◆ Exercise prompt
Examine each line of the data. Copy those that contain the string "khoản".

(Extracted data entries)
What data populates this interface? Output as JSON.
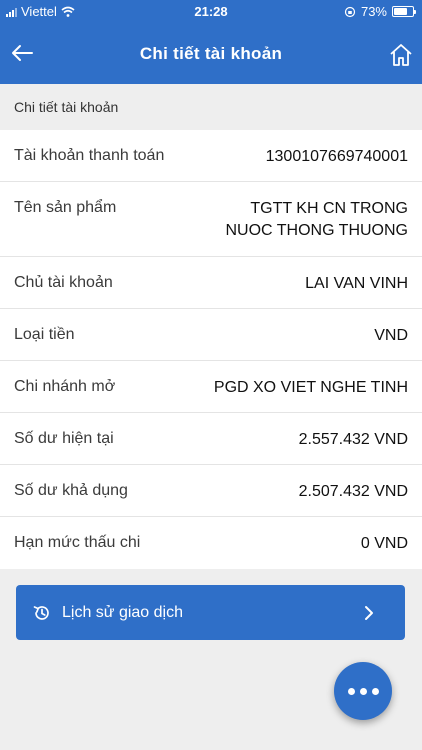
{
  "status_bar": {
    "carrier": "Viettel",
    "time": "21:28",
    "battery": "73%",
    "battery_level": 0.73
  },
  "header": {
    "title": "Chi tiết tài khoản",
    "back_icon": "arrow-left-icon",
    "home_icon": "home-icon"
  },
  "section": {
    "title": "Chi tiết tài khoản"
  },
  "details": [
    {
      "label": "Tài khoản thanh toán",
      "value": [
        "1300107669740001"
      ]
    },
    {
      "label": "Tên sản phẩm",
      "value": [
        "TGTT KH CN TRONG",
        "NUOC THONG THUONG"
      ]
    },
    {
      "label": "Chủ tài khoản",
      "value": [
        "LAI VAN VINH"
      ]
    },
    {
      "label": "Loại tiền",
      "value": [
        "VND"
      ]
    },
    {
      "label": "Chi nhánh mở",
      "value": [
        "PGD XO VIET NGHE TINH"
      ]
    },
    {
      "label": "Số dư hiện tại",
      "value": [
        "2.557.432 VND"
      ]
    },
    {
      "label": "Số dư khả dụng",
      "value": [
        "2.507.432 VND"
      ]
    },
    {
      "label": "Hạn mức thấu chi",
      "value": [
        "0 VND"
      ]
    }
  ],
  "history_button": {
    "label": "Lịch sử giao dịch",
    "icon": "history-icon"
  },
  "fab": {
    "icon": "more-horizontal-icon"
  },
  "colors": {
    "primary": "#2f6fc8",
    "background": "#eeeeee"
  }
}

◆ Task result
    "title": "Chi tiết tài khoản",
    "title": "Chi tiết tài khoản"
      "label": "Tài khoản thanh toán",
      "label": "Chủ tài khoản",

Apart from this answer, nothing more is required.